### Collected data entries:
------------
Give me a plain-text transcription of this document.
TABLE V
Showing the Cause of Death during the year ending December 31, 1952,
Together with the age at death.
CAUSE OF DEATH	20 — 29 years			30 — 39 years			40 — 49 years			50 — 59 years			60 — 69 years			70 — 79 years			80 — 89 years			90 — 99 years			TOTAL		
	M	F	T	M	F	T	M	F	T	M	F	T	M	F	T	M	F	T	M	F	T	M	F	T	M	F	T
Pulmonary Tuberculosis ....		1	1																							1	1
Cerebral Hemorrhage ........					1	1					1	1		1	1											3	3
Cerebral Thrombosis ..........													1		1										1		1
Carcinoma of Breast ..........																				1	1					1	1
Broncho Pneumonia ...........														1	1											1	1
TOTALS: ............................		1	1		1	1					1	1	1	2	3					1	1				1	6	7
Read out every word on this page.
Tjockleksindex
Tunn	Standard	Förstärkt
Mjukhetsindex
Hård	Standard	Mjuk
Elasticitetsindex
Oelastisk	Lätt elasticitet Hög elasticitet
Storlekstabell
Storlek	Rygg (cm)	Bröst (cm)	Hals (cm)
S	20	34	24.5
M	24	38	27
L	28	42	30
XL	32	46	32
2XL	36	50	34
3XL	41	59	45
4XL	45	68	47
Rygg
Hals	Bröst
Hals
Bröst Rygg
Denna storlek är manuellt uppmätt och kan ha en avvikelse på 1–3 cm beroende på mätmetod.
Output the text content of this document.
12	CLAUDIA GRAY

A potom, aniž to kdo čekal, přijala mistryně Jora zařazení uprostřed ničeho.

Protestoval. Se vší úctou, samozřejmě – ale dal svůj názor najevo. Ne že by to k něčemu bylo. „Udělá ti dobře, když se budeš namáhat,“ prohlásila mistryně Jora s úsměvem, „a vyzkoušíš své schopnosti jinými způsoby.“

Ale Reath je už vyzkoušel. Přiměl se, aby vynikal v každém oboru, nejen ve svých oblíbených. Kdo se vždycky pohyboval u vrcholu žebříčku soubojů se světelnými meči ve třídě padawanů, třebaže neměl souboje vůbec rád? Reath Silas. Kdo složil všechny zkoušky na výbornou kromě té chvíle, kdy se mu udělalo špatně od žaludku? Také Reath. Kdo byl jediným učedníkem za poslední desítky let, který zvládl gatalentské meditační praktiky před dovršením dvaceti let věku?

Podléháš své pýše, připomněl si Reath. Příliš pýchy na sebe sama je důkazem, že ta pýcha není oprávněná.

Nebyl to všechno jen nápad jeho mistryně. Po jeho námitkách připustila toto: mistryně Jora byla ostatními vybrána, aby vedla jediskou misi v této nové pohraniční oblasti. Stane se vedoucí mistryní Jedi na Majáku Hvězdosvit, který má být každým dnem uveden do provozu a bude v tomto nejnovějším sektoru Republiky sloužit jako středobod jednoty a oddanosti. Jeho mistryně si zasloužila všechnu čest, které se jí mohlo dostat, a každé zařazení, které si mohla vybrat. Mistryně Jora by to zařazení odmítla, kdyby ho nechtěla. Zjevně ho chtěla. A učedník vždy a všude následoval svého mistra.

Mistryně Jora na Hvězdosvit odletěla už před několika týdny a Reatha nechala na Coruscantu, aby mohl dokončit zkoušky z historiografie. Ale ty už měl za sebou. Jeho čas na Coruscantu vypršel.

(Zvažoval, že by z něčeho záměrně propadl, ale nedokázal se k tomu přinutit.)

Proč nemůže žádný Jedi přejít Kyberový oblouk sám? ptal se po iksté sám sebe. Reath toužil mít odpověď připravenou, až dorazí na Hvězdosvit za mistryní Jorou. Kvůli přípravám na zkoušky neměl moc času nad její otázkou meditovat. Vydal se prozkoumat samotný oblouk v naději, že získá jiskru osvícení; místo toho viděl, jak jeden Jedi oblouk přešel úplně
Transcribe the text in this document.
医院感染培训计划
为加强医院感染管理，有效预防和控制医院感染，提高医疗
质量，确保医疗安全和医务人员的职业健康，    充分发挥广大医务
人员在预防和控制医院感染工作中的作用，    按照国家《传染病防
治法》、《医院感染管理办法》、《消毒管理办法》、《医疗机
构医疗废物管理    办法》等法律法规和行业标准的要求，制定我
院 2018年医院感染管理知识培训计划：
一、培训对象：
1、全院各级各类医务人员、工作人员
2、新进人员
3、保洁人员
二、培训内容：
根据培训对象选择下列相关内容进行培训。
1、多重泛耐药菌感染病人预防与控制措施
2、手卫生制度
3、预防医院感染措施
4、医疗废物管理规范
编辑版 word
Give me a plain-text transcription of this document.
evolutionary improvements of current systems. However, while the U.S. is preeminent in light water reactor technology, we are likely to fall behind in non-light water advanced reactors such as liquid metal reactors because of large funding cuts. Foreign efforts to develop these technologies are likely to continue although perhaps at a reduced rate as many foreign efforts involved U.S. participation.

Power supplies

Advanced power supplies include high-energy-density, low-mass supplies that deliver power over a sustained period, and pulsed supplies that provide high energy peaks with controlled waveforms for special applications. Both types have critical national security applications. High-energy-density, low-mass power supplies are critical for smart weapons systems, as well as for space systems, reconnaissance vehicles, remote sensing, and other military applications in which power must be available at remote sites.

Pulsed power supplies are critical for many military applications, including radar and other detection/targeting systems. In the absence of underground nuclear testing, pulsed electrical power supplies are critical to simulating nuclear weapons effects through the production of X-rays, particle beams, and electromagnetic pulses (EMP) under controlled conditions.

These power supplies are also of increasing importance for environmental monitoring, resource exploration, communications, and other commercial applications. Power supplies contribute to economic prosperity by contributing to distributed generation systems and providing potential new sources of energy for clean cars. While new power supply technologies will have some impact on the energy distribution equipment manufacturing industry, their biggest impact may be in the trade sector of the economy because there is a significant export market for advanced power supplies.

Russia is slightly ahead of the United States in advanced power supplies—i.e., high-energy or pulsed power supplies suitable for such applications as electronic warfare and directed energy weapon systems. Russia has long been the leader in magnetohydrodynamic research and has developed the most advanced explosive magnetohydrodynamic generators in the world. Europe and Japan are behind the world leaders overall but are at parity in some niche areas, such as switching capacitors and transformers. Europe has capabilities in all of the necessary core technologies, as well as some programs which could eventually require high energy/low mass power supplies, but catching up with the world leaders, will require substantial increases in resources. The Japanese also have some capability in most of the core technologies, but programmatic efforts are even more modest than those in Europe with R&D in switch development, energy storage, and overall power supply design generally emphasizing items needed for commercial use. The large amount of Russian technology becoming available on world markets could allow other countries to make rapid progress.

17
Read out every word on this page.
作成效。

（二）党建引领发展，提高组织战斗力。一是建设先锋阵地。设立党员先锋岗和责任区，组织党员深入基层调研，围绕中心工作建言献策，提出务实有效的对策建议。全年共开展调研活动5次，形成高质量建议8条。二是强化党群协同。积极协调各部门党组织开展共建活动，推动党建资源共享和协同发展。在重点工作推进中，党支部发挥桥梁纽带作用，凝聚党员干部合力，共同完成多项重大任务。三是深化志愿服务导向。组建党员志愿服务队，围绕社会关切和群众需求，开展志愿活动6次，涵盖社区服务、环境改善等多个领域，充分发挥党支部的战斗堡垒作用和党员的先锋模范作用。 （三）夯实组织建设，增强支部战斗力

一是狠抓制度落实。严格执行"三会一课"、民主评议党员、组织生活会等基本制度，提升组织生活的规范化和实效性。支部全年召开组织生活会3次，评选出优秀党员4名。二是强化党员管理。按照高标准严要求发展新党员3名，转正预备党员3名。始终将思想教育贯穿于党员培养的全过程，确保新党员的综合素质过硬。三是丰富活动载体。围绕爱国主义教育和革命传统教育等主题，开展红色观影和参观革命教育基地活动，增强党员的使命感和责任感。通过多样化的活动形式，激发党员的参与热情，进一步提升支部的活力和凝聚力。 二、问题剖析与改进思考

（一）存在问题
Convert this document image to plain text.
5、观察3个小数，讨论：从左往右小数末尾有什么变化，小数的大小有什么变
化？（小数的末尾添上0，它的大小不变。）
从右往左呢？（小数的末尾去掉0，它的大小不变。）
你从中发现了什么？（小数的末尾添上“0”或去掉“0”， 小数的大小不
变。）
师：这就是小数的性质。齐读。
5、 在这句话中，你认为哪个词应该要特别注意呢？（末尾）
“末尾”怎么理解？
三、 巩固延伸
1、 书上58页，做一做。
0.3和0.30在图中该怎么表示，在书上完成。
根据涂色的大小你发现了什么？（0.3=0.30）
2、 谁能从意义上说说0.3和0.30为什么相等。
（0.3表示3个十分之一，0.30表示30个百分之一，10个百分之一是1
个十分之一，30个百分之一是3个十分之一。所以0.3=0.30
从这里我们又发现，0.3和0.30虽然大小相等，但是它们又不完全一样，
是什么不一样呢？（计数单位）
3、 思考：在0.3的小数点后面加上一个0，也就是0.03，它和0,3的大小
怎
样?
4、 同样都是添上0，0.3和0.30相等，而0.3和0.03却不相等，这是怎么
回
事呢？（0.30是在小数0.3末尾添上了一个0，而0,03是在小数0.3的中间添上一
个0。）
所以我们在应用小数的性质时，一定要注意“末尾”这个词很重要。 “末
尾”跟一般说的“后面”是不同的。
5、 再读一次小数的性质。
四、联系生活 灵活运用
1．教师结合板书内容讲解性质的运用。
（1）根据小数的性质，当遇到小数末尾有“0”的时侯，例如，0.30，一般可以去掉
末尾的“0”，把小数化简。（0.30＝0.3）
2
------------
### Written problem:
Tally the lines above containing "military". Answer with the count only.

### Expected answer:
2